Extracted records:
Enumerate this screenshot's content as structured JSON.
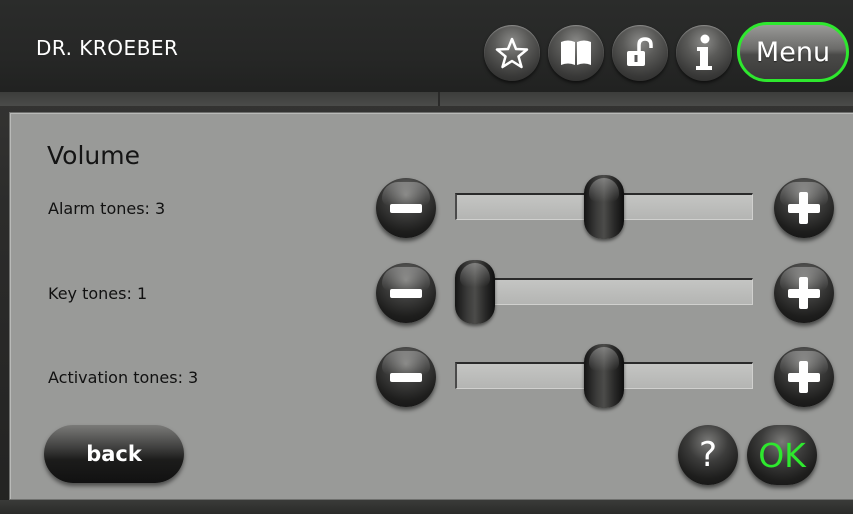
{
  "header": {
    "title": "DR. KROEBER",
    "icons": [
      "star-icon",
      "book-icon",
      "unlock-icon",
      "info-icon"
    ],
    "menu_label": "Menu",
    "menu_border_color": "#2ee82e"
  },
  "panel": {
    "heading": "Volume",
    "rows": [
      {
        "label": "Alarm tones: 3",
        "level": 3,
        "slider_fraction": 0.5
      },
      {
        "label": "Key tones: 1",
        "level": 1,
        "slider_fraction": 0.0
      },
      {
        "label": "Activation tones: 3",
        "level": 3,
        "slider_fraction": 0.5
      }
    ],
    "decrease_icon": "minus-icon",
    "increase_icon": "plus-icon"
  },
  "footer": {
    "back_label": "back",
    "help_label": "?",
    "ok_label": "OK",
    "ok_color": "#2ee82e"
  }
}
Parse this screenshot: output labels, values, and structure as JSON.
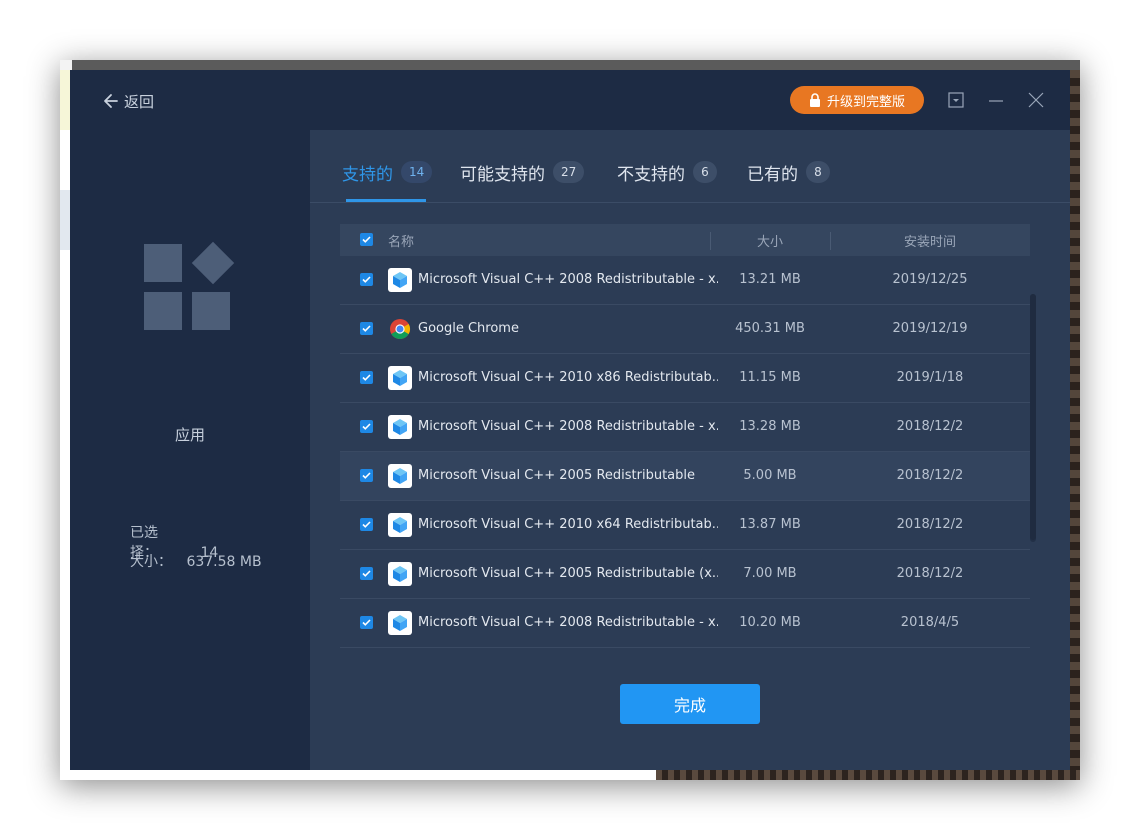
{
  "titlebar": {
    "back_label": "返回",
    "upgrade_label": "升级到完整版",
    "accent": "#e87722"
  },
  "sidebar": {
    "category_label": "应用",
    "selected_label": "已选择：",
    "selected_value": "14",
    "size_label": "大小：",
    "size_value": "637.58 MB"
  },
  "tabs": [
    {
      "label": "支持的",
      "count": "14",
      "active": true
    },
    {
      "label": "可能支持的",
      "count": "27",
      "active": false
    },
    {
      "label": "不支持的",
      "count": "6",
      "active": false
    },
    {
      "label": "已有的",
      "count": "8",
      "active": false
    }
  ],
  "table": {
    "columns": [
      "名称",
      "大小",
      "安装时间"
    ],
    "rows": [
      {
        "name": "Microsoft Visual C++ 2008 Redistributable - x...",
        "size": "13.21 MB",
        "date": "2019/12/25",
        "icon": "package-icon",
        "checked": true
      },
      {
        "name": "Google Chrome",
        "size": "450.31 MB",
        "date": "2019/12/19",
        "icon": "chrome-icon",
        "checked": true
      },
      {
        "name": "Microsoft Visual C++ 2010  x86 Redistributab...",
        "size": "11.15 MB",
        "date": "2019/1/18",
        "icon": "package-icon",
        "checked": true
      },
      {
        "name": "Microsoft Visual C++ 2008 Redistributable - x...",
        "size": "13.28 MB",
        "date": "2018/12/2",
        "icon": "package-icon",
        "checked": true
      },
      {
        "name": "Microsoft Visual C++ 2005 Redistributable",
        "size": "5.00 MB",
        "date": "2018/12/2",
        "icon": "package-icon",
        "checked": true
      },
      {
        "name": "Microsoft Visual C++ 2010  x64 Redistributab...",
        "size": "13.87 MB",
        "date": "2018/12/2",
        "icon": "package-icon",
        "checked": true
      },
      {
        "name": "Microsoft Visual C++ 2005 Redistributable (x...",
        "size": "7.00 MB",
        "date": "2018/12/2",
        "icon": "package-icon",
        "checked": true
      },
      {
        "name": "Microsoft Visual C++ 2008 Redistributable - x...",
        "size": "10.20 MB",
        "date": "2018/4/5",
        "icon": "package-icon",
        "checked": true
      }
    ]
  },
  "footer": {
    "done_label": "完成",
    "accent": "#2196f3"
  }
}
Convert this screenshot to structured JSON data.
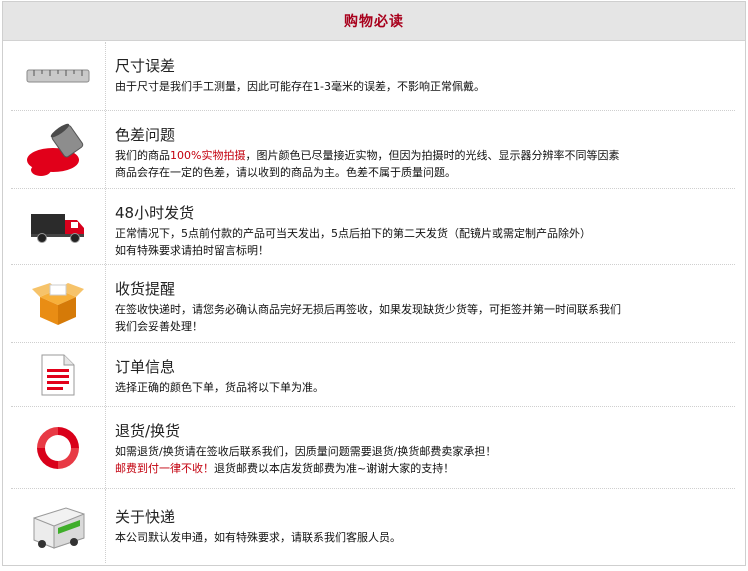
{
  "header": {
    "title": "购物必读"
  },
  "items": [
    {
      "icon": "ruler-icon",
      "title": "尺寸误差",
      "lines": [
        "由于尺寸是我们手工测量，因此可能存在1-3毫米的误差，不影响正常佩戴。"
      ]
    },
    {
      "icon": "paint-bucket-icon",
      "title": "色差问题",
      "line1_prefix": "我们的商品",
      "line1_highlight": "100%实物拍摄",
      "line1_suffix": "，图片颜色已尽量接近实物，但因为拍摄时的光线、显示器分辨率不同等因素",
      "line2": "商品会存在一定的色差，请以收到的商品为主。色差不属于质量问题。"
    },
    {
      "icon": "truck-icon",
      "title": "48小时发货",
      "lines": [
        "正常情况下，5点前付款的产品可当天发出，5点后拍下的第二天发货（配镜片或需定制产品除外）",
        "如有特殊要求请拍时留言标明！"
      ]
    },
    {
      "icon": "package-icon",
      "title": "收货提醒",
      "lines": [
        "在签收快递时，请您务必确认商品完好无损后再签收，如果发现缺货少货等，可拒签并第一时间联系我们",
        "我们会妥善处理！"
      ]
    },
    {
      "icon": "document-icon",
      "title": "订单信息",
      "lines": [
        "选择正确的颜色下单，货品将以下单为准。"
      ]
    },
    {
      "icon": "refresh-arrows-icon",
      "title": "退货/换货",
      "line1": "如需退货/换货请在签收后联系我们，因质量问题需要退货/换货邮费卖家承担！",
      "line2_highlight": "邮费到付一律不收！",
      "line2_suffix": "退货邮费以本店发货邮费为准~谢谢大家的支持！"
    },
    {
      "icon": "delivery-van-icon",
      "title": "关于快递",
      "lines": [
        "本公司默认发申通，如有特殊要求，请联系我们客服人员。"
      ]
    }
  ]
}
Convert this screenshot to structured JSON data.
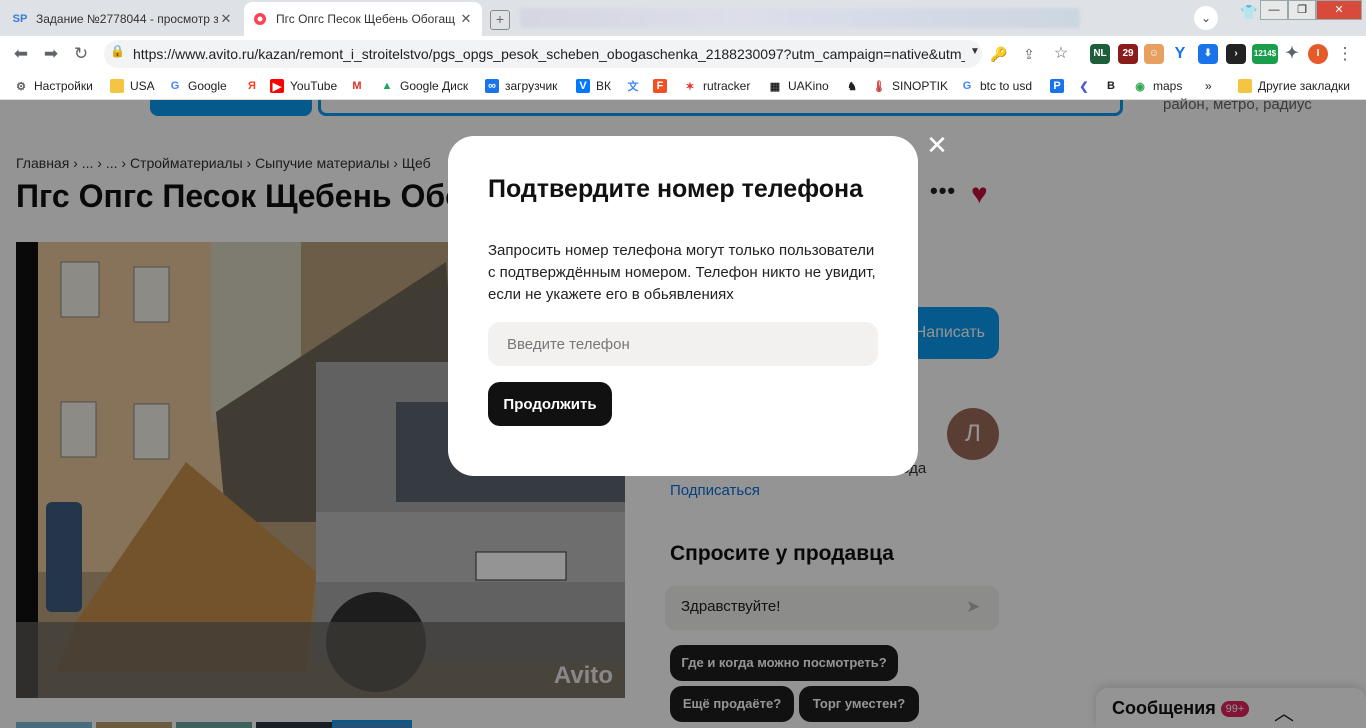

Goal: Leave out the pictures and print each record exactly as it stands.

Response to the exercise:
Enumerate this screenshot's content as structured JSON.
{
  "header": {
    "title": "DR. KROEBER",
    "icons": [
      "star-icon",
      "book-icon",
      "unlock-icon",
      "info-icon"
    ],
    "menu_label": "Menu",
    "menu_border_color": "#2ee82e"
  },
  "panel": {
    "heading": "Volume",
    "rows": [
      {
        "label": "Alarm tones: 3",
        "level": 3,
        "slider_fraction": 0.5
      },
      {
        "label": "Key tones: 1",
        "level": 1,
        "slider_fraction": 0.0
      },
      {
        "label": "Activation tones: 3",
        "level": 3,
        "slider_fraction": 0.5
      }
    ],
    "decrease_icon": "minus-icon",
    "increase_icon": "plus-icon"
  },
  "footer": {
    "back_label": "back",
    "help_label": "?",
    "ok_label": "OK",
    "ok_color": "#2ee82e"
  }
}
Parse this screenshot: output labels, values, and structure as JSON.
{
  "titlebar": {
    "back_label": "返回",
    "upgrade_label": "升级到完整版",
    "accent": "#e87722"
  },
  "sidebar": {
    "category_label": "应用",
    "selected_label": "已选择：",
    "selected_value": "14",
    "size_label": "大小：",
    "size_value": "637.58 MB"
  },
  "tabs": [
    {
      "label": "支持的",
      "count": "14",
      "active": true
    },
    {
      "label": "可能支持的",
      "count": "27",
      "active": false
    },
    {
      "label": "不支持的",
      "count": "6",
      "active": false
    },
    {
      "label": "已有的",
      "count": "8",
      "active": false
    }
  ],
  "table": {
    "columns": [
      "名称",
      "大小",
      "安装时间"
    ],
    "rows": [
      {
        "name": "Microsoft Visual C++ 2008 Redistributable - x...",
        "size": "13.21 MB",
        "date": "2019/12/25",
        "icon": "package-icon",
        "checked": true
      },
      {
        "name": "Google Chrome",
        "size": "450.31 MB",
        "date": "2019/12/19",
        "icon": "chrome-icon",
        "checked": true
      },
      {
        "name": "Microsoft Visual C++ 2010  x86 Redistributab...",
        "size": "11.15 MB",
        "date": "2019/1/18",
        "icon": "package-icon",
        "checked": true
      },
      {
        "name": "Microsoft Visual C++ 2008 Redistributable - x...",
        "size": "13.28 MB",
        "date": "2018/12/2",
        "icon": "package-icon",
        "checked": true
      },
      {
        "name": "Microsoft Visual C++ 2005 Redistributable",
        "size": "5.00 MB",
        "date": "2018/12/2",
        "icon": "package-icon",
        "checked": true
      },
      {
        "name": "Microsoft Visual C++ 2010  x64 Redistributab...",
        "size": "13.87 MB",
        "date": "2018/12/2",
        "icon": "package-icon",
        "checked": true
      },
      {
        "name": "Microsoft Visual C++ 2005 Redistributable (x...",
        "size": "7.00 MB",
        "date": "2018/12/2",
        "icon": "package-icon",
        "checked": true
      },
      {
        "name": "Microsoft Visual C++ 2008 Redistributable - x...",
        "size": "10.20 MB",
        "date": "2018/4/5",
        "icon": "package-icon",
        "checked": true
      }
    ]
  },
  "footer": {
    "done_label": "完成",
    "accent": "#2196f3"
  }
}
Convert this screenshot to structured JSON data.
{
  "header": {
    "title": "购物必读"
  },
  "items": [
    {
      "icon": "ruler-icon",
      "title": "尺寸误差",
      "lines": [
        "由于尺寸是我们手工测量，因此可能存在1-3毫米的误差，不影响正常佩戴。"
      ]
    },
    {
      "icon": "paint-bucket-icon",
      "title": "色差问题",
      "line1_prefix": "我们的商品",
      "line1_highlight": "100%实物拍摄",
      "line1_suffix": "，图片颜色已尽量接近实物，但因为拍摄时的光线、显示器分辨率不同等因素",
      "line2": "商品会存在一定的色差，请以收到的商品为主。色差不属于质量问题。"
    },
    {
      "icon": "truck-icon",
      "title": "48小时发货",
      "lines": [
        "正常情况下，5点前付款的产品可当天发出，5点后拍下的第二天发货（配镜片或需定制产品除外）",
        "如有特殊要求请拍时留言标明！"
      ]
    },
    {
      "icon": "package-icon",
      "title": "收货提醒",
      "lines": [
        "在签收快递时，请您务必确认商品完好无损后再签收，如果发现缺货少货等，可拒签并第一时间联系我们",
        "我们会妥善处理！"
      ]
    },
    {
      "icon": "document-icon",
      "title": "订单信息",
      "lines": [
        "选择正确的颜色下单，货品将以下单为准。"
      ]
    },
    {
      "icon": "refresh-arrows-icon",
      "title": "退货/换货",
      "line1": "如需退货/换货请在签收后联系我们，因质量问题需要退货/换货邮费卖家承担！",
      "line2_highlight": "邮费到付一律不收！",
      "line2_suffix": "退货邮费以本店发货邮费为准~谢谢大家的支持！"
    },
    {
      "icon": "delivery-van-icon",
      "title": "关于快递",
      "lines": [
        "本公司默认发申通，如有特殊要求，请联系我们客服人员。"
      ]
    }
  ]
}
Convert this screenshot to structured JSON data.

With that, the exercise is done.